▶ _Do this_: Reproduce every line of the listing below verbatim, omitting the pictures from your answer.

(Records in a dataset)
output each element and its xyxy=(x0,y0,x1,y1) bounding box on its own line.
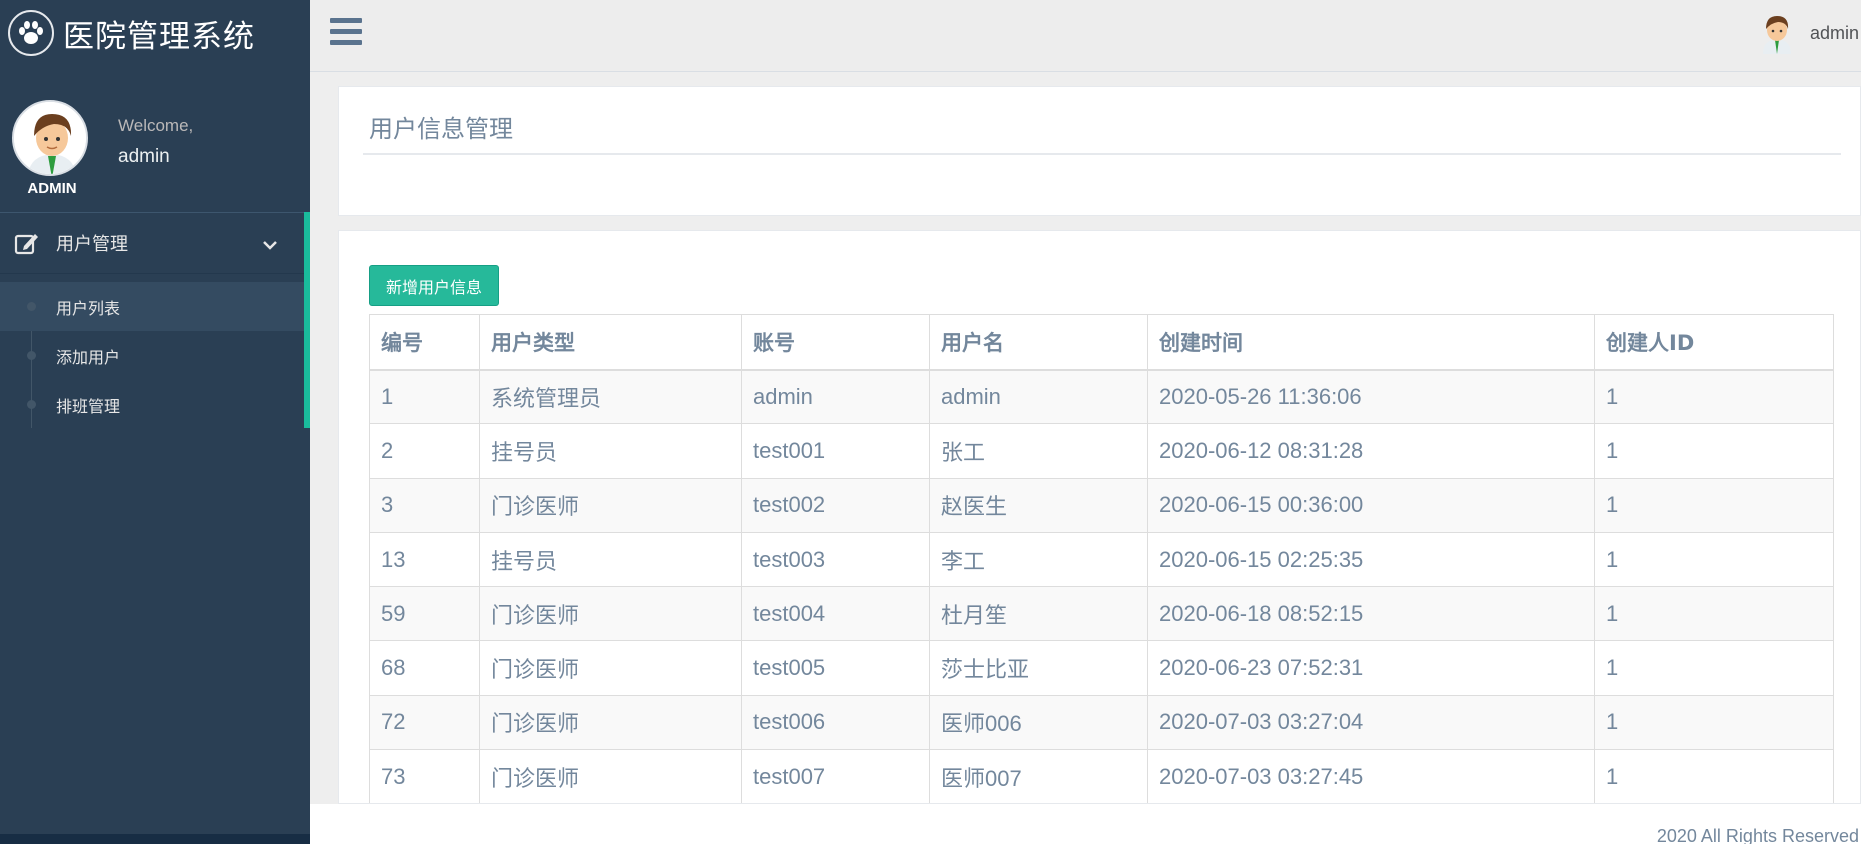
cell-username: 莎士比亚 xyxy=(929,640,1148,696)
cell-creator-id: 1 xyxy=(1594,640,1834,696)
sidebar-item-label: 用户列表 xyxy=(56,298,121,318)
welcome-text: Welcome, xyxy=(118,116,194,135)
cell-id: 73 xyxy=(369,749,480,803)
user-menu[interactable]: admin xyxy=(1758,12,1861,54)
cell-created-at: 2020-06-15 00:36:00 xyxy=(1147,477,1595,533)
menu-section-label: 用户管理 xyxy=(56,234,128,255)
edit-icon xyxy=(14,231,40,255)
column-header[interactable]: 账号 xyxy=(741,314,930,371)
column-header[interactable]: 创建时间 xyxy=(1147,314,1595,371)
table-row[interactable]: 2 挂号员 test001 张工 2020-06-12 08:31:28 1 xyxy=(369,423,1834,479)
table-row[interactable]: 72 门诊医师 test006 医师006 2020-07-03 03:27:0… xyxy=(369,694,1834,751)
column-header[interactable]: 创建人ID xyxy=(1594,314,1834,371)
cell-user-type: 挂号员 xyxy=(479,423,742,479)
cell-account: test001 xyxy=(741,423,930,479)
cell-user-type: 挂号员 xyxy=(479,531,742,588)
footer-text: 2020 All Rights Reserved xyxy=(1656,826,1859,844)
cell-username: 杜月笙 xyxy=(929,586,1148,642)
cell-creator-id: 1 xyxy=(1594,531,1834,588)
cell-id: 13 xyxy=(369,531,480,588)
cell-username: 赵医生 xyxy=(929,477,1148,533)
table-row[interactable]: 68 门诊医师 test005 莎士比亚 2020-06-23 07:52:31… xyxy=(369,640,1834,696)
submenu: 用户列表 添加用户 排班管理 xyxy=(0,282,304,429)
table-row[interactable]: 59 门诊医师 test004 杜月笙 2020-06-18 08:52:15 … xyxy=(369,586,1834,642)
cell-creator-id: 1 xyxy=(1594,477,1834,533)
cell-creator-id: 1 xyxy=(1594,749,1834,803)
table-row[interactable]: 13 挂号员 test003 李工 2020-06-15 02:25:35 1 xyxy=(369,531,1834,588)
cell-username: 医师007 xyxy=(929,749,1148,803)
cell-user-type: 门诊医师 xyxy=(479,694,742,751)
table-row[interactable]: 1 系统管理员 admin admin 2020-05-26 11:36:06 … xyxy=(369,368,1834,425)
cell-created-at: 2020-06-18 08:52:15 xyxy=(1147,586,1595,642)
cell-creator-id: 1 xyxy=(1594,586,1834,642)
sidebar-footer xyxy=(0,834,310,844)
sidebar-item-user-list[interactable]: 用户列表 xyxy=(0,282,304,331)
divider xyxy=(363,153,1841,155)
sidebar-item-label: 排班管理 xyxy=(56,396,121,416)
cell-created-at: 2020-06-23 07:52:31 xyxy=(1147,640,1595,696)
paw-icon xyxy=(8,10,54,56)
top-username: admin xyxy=(1809,22,1859,43)
cell-account: test003 xyxy=(741,531,930,588)
bullet-icon xyxy=(27,400,36,409)
cell-creator-id: 1 xyxy=(1594,423,1834,479)
profile-name: admin xyxy=(118,146,170,167)
avatar xyxy=(1758,12,1796,54)
cell-account: test005 xyxy=(741,640,930,696)
profile-avatar xyxy=(12,100,88,176)
cell-created-at: 2020-07-03 03:27:04 xyxy=(1147,694,1595,751)
column-header[interactable]: 编号 xyxy=(369,314,480,371)
bullet-icon xyxy=(27,302,36,311)
cell-id: 2 xyxy=(369,423,480,479)
sidebar-item-schedule[interactable]: 排班管理 xyxy=(0,380,304,429)
cell-id: 72 xyxy=(369,694,480,751)
cell-id: 59 xyxy=(369,586,480,642)
role-badge: ADMIN xyxy=(27,180,77,197)
top-navbar: admin xyxy=(310,0,1861,72)
cell-created-at: 2020-06-12 08:31:28 xyxy=(1147,423,1595,479)
bullet-icon xyxy=(27,351,36,360)
table-row[interactable]: 73 门诊医师 test007 医师007 2020-07-03 03:27:4… xyxy=(369,749,1834,803)
cell-username: 张工 xyxy=(929,423,1148,479)
cell-created-at: 2020-07-03 03:27:45 xyxy=(1147,749,1595,803)
cell-user-type: 门诊医师 xyxy=(479,586,742,642)
cell-user-type: 门诊医师 xyxy=(479,640,742,696)
cell-account: admin xyxy=(741,368,930,425)
menu-toggle-icon[interactable] xyxy=(330,18,362,46)
column-header[interactable]: 用户名 xyxy=(929,314,1148,371)
cell-account: test006 xyxy=(741,694,930,751)
cell-user-type: 门诊医师 xyxy=(479,749,742,803)
cell-id: 3 xyxy=(369,477,480,533)
cell-account: test007 xyxy=(741,749,930,803)
user-table: 编号 用户类型 账号 用户名 创建时间 创建人ID 1 系统管理员 admin … xyxy=(369,314,1834,803)
cell-created-at: 2020-05-26 11:36:06 xyxy=(1147,368,1595,425)
app-title: 医院管理系统 xyxy=(63,18,255,55)
sidebar-item-label: 添加用户 xyxy=(56,347,121,367)
cell-account: test002 xyxy=(741,477,930,533)
page-title: 用户信息管理 xyxy=(369,115,513,143)
add-user-button[interactable]: 新增用户信息 xyxy=(369,265,499,306)
table-header-row: 编号 用户类型 账号 用户名 创建时间 创建人ID xyxy=(369,314,1834,371)
cell-id: 1 xyxy=(369,368,480,425)
cell-creator-id: 1 xyxy=(1594,368,1834,425)
column-header[interactable]: 用户类型 xyxy=(479,314,742,371)
cell-username: 李工 xyxy=(929,531,1148,588)
cell-username: admin xyxy=(929,368,1148,425)
cell-creator-id: 1 xyxy=(1594,694,1834,751)
brand[interactable]: 医院管理系统 xyxy=(0,0,310,66)
page-header-panel: 用户信息管理 xyxy=(338,86,1861,216)
footer: 2020 All Rights Reserved xyxy=(310,804,1861,844)
sidebar-item-add-user[interactable]: 添加用户 xyxy=(0,331,304,380)
cell-created-at: 2020-06-15 02:25:35 xyxy=(1147,531,1595,588)
chevron-down-icon xyxy=(262,235,278,256)
user-table-panel: 新增用户信息 编号 用户类型 账号 用户名 创建时间 创建人ID 1 系统管理员… xyxy=(338,230,1861,804)
active-menu-indicator xyxy=(304,212,310,428)
menu-section-user-management[interactable]: 用户管理 xyxy=(0,212,304,274)
table-row[interactable]: 3 门诊医师 test002 赵医生 2020-06-15 00:36:00 1 xyxy=(369,477,1834,533)
cell-username: 医师006 xyxy=(929,694,1148,751)
cell-account: test004 xyxy=(741,586,930,642)
cell-user-type: 门诊医师 xyxy=(479,477,742,533)
cell-id: 68 xyxy=(369,640,480,696)
cell-user-type: 系统管理员 xyxy=(479,368,742,425)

▶ _Output of the exercise_:
output each element and its xyxy=(x0,y0,x1,y1) bounding box on its own line.
cell-username: 莎士比亚 xyxy=(929,640,1148,696)
cell-creator-id: 1 xyxy=(1594,640,1834,696)
sidebar-item-label: 用户列表 xyxy=(56,298,121,318)
welcome-text: Welcome, xyxy=(118,116,194,135)
cell-id: 73 xyxy=(369,749,480,803)
user-menu[interactable]: admin xyxy=(1758,12,1861,54)
cell-created-at: 2020-06-15 00:36:00 xyxy=(1147,477,1595,533)
menu-section-label: 用户管理 xyxy=(56,234,128,255)
edit-icon xyxy=(14,231,40,255)
column-header[interactable]: 账号 xyxy=(741,314,930,371)
column-header[interactable]: 创建时间 xyxy=(1147,314,1595,371)
table-row[interactable]: 2 挂号员 test001 张工 2020-06-12 08:31:28 1 xyxy=(369,423,1834,479)
table-row[interactable]: 72 门诊医师 test006 医师006 2020-07-03 03:27:0… xyxy=(369,694,1834,751)
column-header[interactable]: 创建人ID xyxy=(1594,314,1834,371)
cell-user-type: 挂号员 xyxy=(479,423,742,479)
cell-account: test001 xyxy=(741,423,930,479)
cell-user-type: 挂号员 xyxy=(479,531,742,588)
footer-text: 2020 All Rights Reserved xyxy=(1656,826,1859,844)
cell-username: 杜月笙 xyxy=(929,586,1148,642)
cell-creator-id: 1 xyxy=(1594,531,1834,588)
cell-id: 13 xyxy=(369,531,480,588)
cell-username: 赵医生 xyxy=(929,477,1148,533)
table-row[interactable]: 68 门诊医师 test005 莎士比亚 2020-06-23 07:52:31… xyxy=(369,640,1834,696)
submenu: 用户列表 添加用户 排班管理 xyxy=(0,282,304,429)
table-row[interactable]: 59 门诊医师 test004 杜月笙 2020-06-18 08:52:15 … xyxy=(369,586,1834,642)
cell-creator-id: 1 xyxy=(1594,477,1834,533)
cell-creator-id: 1 xyxy=(1594,749,1834,803)
table-row[interactable]: 13 挂号员 test003 李工 2020-06-15 02:25:35 1 xyxy=(369,531,1834,588)
cell-username: 医师007 xyxy=(929,749,1148,803)
cell-user-type: 门诊医师 xyxy=(479,694,742,751)
table-row[interactable]: 1 系统管理员 admin admin 2020-05-26 11:36:06 … xyxy=(369,368,1834,425)
cell-created-at: 2020-06-18 08:52:15 xyxy=(1147,586,1595,642)
cell-creator-id: 1 xyxy=(1594,586,1834,642)
sidebar-footer xyxy=(0,834,310,844)
sidebar-item-user-list[interactable]: 用户列表 xyxy=(0,282,304,331)
divider xyxy=(363,153,1841,155)
sidebar-item-label: 排班管理 xyxy=(56,396,121,416)
cell-created-at: 2020-06-23 07:52:31 xyxy=(1147,640,1595,696)
paw-icon xyxy=(8,10,54,56)
top-username: admin xyxy=(1809,22,1859,43)
cell-account: test003 xyxy=(741,531,930,588)
bullet-icon xyxy=(27,400,36,409)
cell-creator-id: 1 xyxy=(1594,423,1834,479)
profile-name: admin xyxy=(118,146,170,167)
avatar xyxy=(1758,12,1796,54)
cell-account: test005 xyxy=(741,640,930,696)
profile-avatar xyxy=(12,100,88,176)
cell-created-at: 2020-07-03 03:27:04 xyxy=(1147,694,1595,751)
column-header[interactable]: 编号 xyxy=(369,314,480,371)
bullet-icon xyxy=(27,302,36,311)
cell-id: 2 xyxy=(369,423,480,479)
sidebar-item-schedule[interactable]: 排班管理 xyxy=(0,380,304,429)
cell-id: 72 xyxy=(369,694,480,751)
cell-id: 59 xyxy=(369,586,480,642)
role-badge: ADMIN xyxy=(27,180,77,197)
top-navbar: admin xyxy=(310,0,1861,72)
cell-created-at: 2020-06-12 08:31:28 xyxy=(1147,423,1595,479)
bullet-icon xyxy=(27,351,36,360)
table-row[interactable]: 73 门诊医师 test007 医师007 2020-07-03 03:27:4… xyxy=(369,749,1834,803)
cell-username: 张工 xyxy=(929,423,1148,479)
cell-created-at: 2020-07-03 03:27:45 xyxy=(1147,749,1595,803)
cell-user-type: 门诊医师 xyxy=(479,586,742,642)
cell-user-type: 门诊医师 xyxy=(479,640,742,696)
cell-account: admin xyxy=(741,368,930,425)
menu-toggle-icon[interactable] xyxy=(330,18,362,46)
column-header[interactable]: 用户名 xyxy=(929,314,1148,371)
cell-account: test006 xyxy=(741,694,930,751)
cell-user-type: 门诊医师 xyxy=(479,749,742,803)
cell-id: 3 xyxy=(369,477,480,533)
cell-account: test007 xyxy=(741,749,930,803)
user-table: 编号 用户类型 账号 用户名 创建时间 创建人ID 1 系统管理员 admin … xyxy=(369,314,1834,803)
cell-created-at: 2020-05-26 11:36:06 xyxy=(1147,368,1595,425)
app-title: 医院管理系统 xyxy=(63,18,255,55)
sidebar-item-label: 添加用户 xyxy=(56,347,121,367)
cell-account: test002 xyxy=(741,477,930,533)
page-title: 用户信息管理 xyxy=(369,115,513,143)
add-user-button[interactable]: 新增用户信息 xyxy=(369,265,499,306)
table-header-row: 编号 用户类型 账号 用户名 创建时间 创建人ID xyxy=(369,314,1834,371)
cell-id: 1 xyxy=(369,368,480,425)
cell-creator-id: 1 xyxy=(1594,368,1834,425)
column-header[interactable]: 用户类型 xyxy=(479,314,742,371)
cell-username: 李工 xyxy=(929,531,1148,588)
cell-username: admin xyxy=(929,368,1148,425)
cell-creator-id: 1 xyxy=(1594,694,1834,751)
brand[interactable]: 医院管理系统 xyxy=(0,0,310,66)
page-header-panel: 用户信息管理 xyxy=(338,86,1861,216)
footer: 2020 All Rights Reserved xyxy=(310,804,1861,844)
sidebar-item-add-user[interactable]: 添加用户 xyxy=(0,331,304,380)
cell-created-at: 2020-06-15 02:25:35 xyxy=(1147,531,1595,588)
chevron-down-icon xyxy=(262,235,278,256)
user-table-panel: 新增用户信息 编号 用户类型 账号 用户名 创建时间 创建人ID 1 系统管理员… xyxy=(338,230,1861,804)
active-menu-indicator xyxy=(304,212,310,428)
menu-section-user-management[interactable]: 用户管理 xyxy=(0,212,304,274)
table-row[interactable]: 3 门诊医师 test002 赵医生 2020-06-15 00:36:00 1 xyxy=(369,477,1834,533)
cell-username: 医师006 xyxy=(929,694,1148,751)
cell-account: test004 xyxy=(741,586,930,642)
cell-user-type: 门诊医师 xyxy=(479,477,742,533)
cell-id: 68 xyxy=(369,640,480,696)
cell-user-type: 系统管理员 xyxy=(479,368,742,425)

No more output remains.